▸ Task instructions
Write out the passage of the data-validation usage page word for word, from "This page describes" to "for example purposes.".

▸ Quoted passage
## Begin

This page describes some basic use cases of the tool.
PLEASE NOTE: In below commands, my_bq_conn refers to the connection name for your BigQuery project. We are validating BigQuery tables that are available in BigQuery public datasets. These examples validate a table against itself for example purposes.
Also, note that if no aggregation flag is provided, the tool will run a 'COUNT *' as the default aggregation.
data-validation validate column \
-sc my_bq_conn \
-tc my_bq_conn \
-tbls bigquery-public-data.new_york_citibike.citibike_trips
data-validation validate column \
-sc my_bq_conn \
-tc my_bq_conn \
-tbls bigquery-public-data.new_york_citibike.citibike_trips,bigquery-public-data.new_york_citibike.citibike_stations
data-validation validate column \
-sc my_bq_conn \
-tc my_bq_conn \
-tbls bigquery-public-data.new_york_citibike.citibike_trips \
-c citibike.yaml
Above command creates a YAML file named citibike.yaml that can be used to run validations in the future.
Please note: When the config-file (-c) option is provided, only the YAML file gets created. The validation doesn’t execute.
data-validation configs run \
-c citibike.yaml
Above command executes validations stored in a config file named citibike.yaml.

## End

▸ Given material
## Begin

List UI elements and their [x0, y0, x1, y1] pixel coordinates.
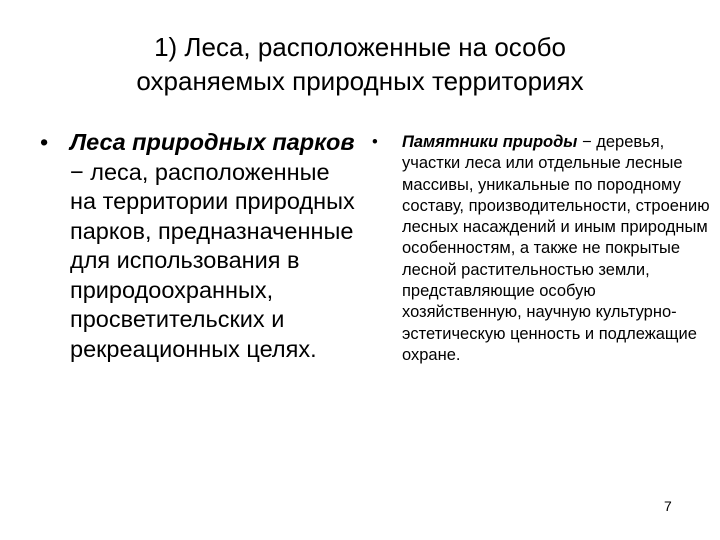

## End

▸ Exercise answer
This page describes some basic use cases of the tool.
PLEASE NOTE: In below commands, my_bq_conn refers to the connection name for your BigQuery project. We are validating BigQuery tables that are available in BigQuery public datasets. These examples validate a table against itself for example purposes.